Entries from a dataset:

+ + + + + + +

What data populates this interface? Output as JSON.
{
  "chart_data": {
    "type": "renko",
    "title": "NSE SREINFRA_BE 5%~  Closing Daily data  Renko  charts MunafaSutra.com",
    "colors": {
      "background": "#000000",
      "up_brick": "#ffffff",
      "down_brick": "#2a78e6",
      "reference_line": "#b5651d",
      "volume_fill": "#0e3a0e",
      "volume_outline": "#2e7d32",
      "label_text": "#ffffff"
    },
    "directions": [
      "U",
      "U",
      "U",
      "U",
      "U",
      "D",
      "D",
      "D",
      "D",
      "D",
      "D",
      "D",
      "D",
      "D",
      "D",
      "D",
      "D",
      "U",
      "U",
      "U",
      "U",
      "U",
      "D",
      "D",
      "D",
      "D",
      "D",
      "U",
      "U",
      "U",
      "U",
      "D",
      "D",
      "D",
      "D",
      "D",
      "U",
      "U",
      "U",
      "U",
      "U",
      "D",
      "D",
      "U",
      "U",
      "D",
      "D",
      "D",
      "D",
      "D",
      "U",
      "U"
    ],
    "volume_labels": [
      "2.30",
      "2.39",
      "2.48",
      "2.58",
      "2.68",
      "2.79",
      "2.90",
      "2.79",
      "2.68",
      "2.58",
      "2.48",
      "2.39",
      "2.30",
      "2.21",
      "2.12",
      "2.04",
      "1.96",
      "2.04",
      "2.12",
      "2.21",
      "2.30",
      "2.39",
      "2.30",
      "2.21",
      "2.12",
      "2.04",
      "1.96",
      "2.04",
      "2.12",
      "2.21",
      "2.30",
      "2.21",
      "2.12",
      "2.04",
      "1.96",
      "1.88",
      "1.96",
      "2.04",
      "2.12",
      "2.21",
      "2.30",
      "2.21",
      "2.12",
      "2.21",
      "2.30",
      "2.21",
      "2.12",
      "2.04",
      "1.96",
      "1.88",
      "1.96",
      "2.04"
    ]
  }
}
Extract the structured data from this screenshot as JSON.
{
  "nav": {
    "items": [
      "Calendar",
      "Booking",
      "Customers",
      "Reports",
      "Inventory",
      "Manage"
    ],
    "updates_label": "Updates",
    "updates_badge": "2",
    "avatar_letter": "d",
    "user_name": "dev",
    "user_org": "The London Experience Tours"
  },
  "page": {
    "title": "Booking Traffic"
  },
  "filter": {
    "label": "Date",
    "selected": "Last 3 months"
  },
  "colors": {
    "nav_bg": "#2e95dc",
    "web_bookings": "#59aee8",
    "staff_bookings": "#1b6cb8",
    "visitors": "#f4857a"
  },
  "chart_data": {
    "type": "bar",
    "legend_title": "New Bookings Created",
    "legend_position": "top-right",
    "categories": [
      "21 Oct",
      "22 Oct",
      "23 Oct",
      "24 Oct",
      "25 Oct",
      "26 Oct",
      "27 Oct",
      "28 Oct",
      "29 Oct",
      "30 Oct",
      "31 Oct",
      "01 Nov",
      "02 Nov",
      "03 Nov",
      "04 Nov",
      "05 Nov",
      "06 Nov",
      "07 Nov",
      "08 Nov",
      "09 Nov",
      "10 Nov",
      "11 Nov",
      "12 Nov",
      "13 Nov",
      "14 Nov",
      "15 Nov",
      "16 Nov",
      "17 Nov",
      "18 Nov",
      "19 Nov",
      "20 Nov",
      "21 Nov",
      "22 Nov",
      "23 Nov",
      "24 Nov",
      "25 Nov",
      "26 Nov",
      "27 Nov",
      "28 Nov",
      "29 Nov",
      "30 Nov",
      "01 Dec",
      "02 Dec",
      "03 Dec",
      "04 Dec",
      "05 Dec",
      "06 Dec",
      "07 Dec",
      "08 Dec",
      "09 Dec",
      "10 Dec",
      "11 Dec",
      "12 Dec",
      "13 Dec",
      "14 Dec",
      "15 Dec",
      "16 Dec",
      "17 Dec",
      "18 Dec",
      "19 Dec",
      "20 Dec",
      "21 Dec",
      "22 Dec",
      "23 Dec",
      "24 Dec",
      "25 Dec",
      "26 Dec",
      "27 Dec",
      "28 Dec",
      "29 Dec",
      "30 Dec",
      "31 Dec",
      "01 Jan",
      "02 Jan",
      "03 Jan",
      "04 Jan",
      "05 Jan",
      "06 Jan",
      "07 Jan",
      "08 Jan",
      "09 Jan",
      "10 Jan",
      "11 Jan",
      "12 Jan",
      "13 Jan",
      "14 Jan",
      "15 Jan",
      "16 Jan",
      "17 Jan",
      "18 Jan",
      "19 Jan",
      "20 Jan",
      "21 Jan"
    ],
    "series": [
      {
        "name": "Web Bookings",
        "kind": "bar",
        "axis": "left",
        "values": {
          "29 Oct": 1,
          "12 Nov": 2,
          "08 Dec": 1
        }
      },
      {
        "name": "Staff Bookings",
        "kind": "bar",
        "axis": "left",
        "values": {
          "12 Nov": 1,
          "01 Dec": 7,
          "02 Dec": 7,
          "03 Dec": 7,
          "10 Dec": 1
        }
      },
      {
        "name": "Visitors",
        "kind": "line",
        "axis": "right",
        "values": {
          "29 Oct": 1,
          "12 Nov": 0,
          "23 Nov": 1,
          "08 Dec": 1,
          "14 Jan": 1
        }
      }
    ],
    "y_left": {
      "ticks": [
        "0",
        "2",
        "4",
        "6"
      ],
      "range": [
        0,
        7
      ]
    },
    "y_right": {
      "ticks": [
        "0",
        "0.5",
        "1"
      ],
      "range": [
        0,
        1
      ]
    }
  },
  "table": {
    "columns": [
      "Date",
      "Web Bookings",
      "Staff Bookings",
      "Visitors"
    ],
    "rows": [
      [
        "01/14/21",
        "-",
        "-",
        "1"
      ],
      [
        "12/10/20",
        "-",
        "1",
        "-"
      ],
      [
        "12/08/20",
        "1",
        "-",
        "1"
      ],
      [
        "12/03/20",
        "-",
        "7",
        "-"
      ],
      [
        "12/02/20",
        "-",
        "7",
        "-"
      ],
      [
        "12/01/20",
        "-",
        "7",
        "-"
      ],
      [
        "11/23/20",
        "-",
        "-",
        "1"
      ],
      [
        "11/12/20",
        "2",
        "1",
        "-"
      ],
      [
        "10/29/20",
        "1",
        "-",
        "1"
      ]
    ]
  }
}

+ + + + + + +

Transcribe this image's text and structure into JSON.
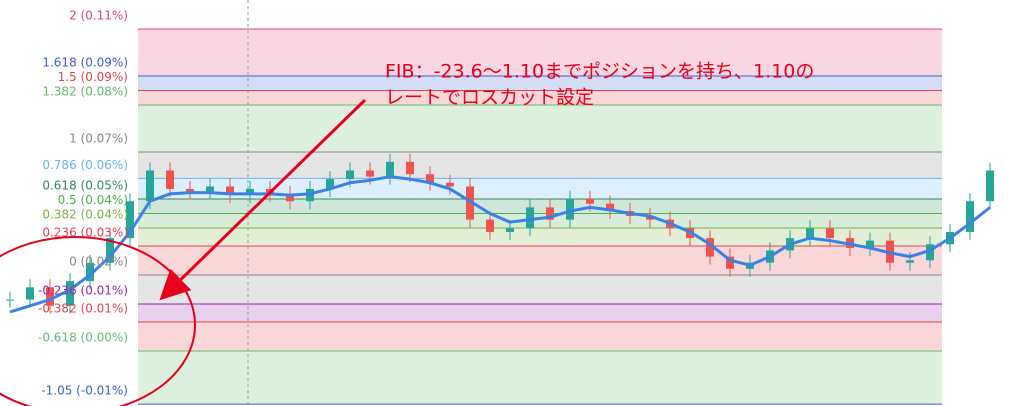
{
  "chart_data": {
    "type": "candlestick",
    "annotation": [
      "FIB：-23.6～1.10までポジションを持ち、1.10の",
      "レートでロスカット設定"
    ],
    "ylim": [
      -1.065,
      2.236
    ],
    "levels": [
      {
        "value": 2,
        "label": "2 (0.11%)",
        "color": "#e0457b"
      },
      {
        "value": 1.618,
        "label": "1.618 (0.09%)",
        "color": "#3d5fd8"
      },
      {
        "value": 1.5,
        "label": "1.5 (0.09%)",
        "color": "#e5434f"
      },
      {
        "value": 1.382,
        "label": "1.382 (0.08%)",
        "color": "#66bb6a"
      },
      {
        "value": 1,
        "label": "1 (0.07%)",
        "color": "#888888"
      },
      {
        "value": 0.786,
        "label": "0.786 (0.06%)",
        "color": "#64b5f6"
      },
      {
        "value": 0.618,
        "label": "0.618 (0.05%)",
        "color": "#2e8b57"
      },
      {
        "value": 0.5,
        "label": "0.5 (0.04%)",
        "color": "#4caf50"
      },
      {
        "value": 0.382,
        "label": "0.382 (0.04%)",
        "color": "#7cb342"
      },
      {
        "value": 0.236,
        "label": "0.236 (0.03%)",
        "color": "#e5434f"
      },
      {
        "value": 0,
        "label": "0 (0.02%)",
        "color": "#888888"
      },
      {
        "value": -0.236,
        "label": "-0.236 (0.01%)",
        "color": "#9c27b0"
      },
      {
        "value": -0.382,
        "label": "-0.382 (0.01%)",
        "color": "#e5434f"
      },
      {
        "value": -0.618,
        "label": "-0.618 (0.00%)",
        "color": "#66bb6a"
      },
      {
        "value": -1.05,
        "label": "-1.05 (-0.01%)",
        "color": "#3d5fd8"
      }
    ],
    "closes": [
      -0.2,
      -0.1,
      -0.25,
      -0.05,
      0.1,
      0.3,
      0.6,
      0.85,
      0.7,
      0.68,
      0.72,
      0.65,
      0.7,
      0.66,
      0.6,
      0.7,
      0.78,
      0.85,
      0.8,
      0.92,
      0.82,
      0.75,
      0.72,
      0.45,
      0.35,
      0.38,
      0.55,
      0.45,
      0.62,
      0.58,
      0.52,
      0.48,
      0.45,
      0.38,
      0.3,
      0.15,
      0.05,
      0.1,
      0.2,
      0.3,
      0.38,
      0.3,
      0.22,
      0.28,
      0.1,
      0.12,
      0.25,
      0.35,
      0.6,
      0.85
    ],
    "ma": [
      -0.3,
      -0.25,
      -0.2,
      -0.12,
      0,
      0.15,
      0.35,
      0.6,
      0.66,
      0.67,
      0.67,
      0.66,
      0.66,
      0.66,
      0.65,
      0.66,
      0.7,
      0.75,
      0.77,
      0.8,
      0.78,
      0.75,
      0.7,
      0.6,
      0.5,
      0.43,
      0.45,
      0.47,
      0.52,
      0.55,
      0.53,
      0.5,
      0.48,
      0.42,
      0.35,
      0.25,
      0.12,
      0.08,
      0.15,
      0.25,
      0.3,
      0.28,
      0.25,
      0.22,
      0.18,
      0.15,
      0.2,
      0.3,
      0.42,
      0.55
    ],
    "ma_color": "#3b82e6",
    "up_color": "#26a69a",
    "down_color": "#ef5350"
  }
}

+ + + + + + +

> [EXERCISE INSTRUCTIONS] For each line of the entries that includes "this", show that line.

> [WRITTEN SOLUTION]
What data populates this interface? Output as JSON.
Extract the structured data from this screenshot as JSON.
Transcribe this image's text and structure into JSON.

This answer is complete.